### Requirement:
Only lines holding the word "text" are wanted. Copy them from the listing below.

(Beginning of Data)

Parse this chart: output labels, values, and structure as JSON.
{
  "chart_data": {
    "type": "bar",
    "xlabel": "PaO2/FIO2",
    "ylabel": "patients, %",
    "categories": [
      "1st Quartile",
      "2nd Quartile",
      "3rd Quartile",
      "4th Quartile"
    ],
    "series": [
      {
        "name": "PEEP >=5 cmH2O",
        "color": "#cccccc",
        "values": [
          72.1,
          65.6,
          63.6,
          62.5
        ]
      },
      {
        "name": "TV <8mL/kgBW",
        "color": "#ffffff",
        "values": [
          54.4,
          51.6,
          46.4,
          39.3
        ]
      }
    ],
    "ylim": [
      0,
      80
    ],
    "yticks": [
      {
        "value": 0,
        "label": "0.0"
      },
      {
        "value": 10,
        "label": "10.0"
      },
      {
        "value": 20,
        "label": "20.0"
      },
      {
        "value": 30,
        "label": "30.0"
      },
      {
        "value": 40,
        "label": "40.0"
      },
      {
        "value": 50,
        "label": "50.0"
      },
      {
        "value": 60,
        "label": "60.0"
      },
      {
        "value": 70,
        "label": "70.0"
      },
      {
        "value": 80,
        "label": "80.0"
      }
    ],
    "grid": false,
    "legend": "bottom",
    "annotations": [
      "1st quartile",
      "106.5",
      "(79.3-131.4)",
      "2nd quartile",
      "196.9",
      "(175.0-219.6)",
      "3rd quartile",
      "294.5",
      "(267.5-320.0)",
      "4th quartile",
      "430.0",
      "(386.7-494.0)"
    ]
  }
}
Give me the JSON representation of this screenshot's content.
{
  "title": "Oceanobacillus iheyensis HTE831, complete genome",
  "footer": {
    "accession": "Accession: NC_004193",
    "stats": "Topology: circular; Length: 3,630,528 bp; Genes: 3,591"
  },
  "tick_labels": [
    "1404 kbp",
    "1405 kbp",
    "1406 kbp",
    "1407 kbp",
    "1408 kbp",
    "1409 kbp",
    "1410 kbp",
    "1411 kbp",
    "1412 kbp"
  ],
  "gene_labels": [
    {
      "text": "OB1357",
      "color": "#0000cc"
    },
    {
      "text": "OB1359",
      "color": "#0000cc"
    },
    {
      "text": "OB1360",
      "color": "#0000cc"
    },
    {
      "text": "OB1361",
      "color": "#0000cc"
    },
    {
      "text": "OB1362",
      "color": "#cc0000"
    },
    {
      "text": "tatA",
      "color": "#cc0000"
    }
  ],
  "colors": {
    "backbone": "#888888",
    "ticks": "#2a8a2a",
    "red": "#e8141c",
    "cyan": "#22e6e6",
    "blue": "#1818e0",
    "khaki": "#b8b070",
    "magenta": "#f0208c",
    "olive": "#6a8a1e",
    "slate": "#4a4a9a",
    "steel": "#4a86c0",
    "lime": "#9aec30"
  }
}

(End of Data)

### Task response:
      "text": "OB1357",
      "text": "OB1359",
      "text": "OB1360",
      "text": "OB1361",
      "text": "OB1362",
      "text": "tatA",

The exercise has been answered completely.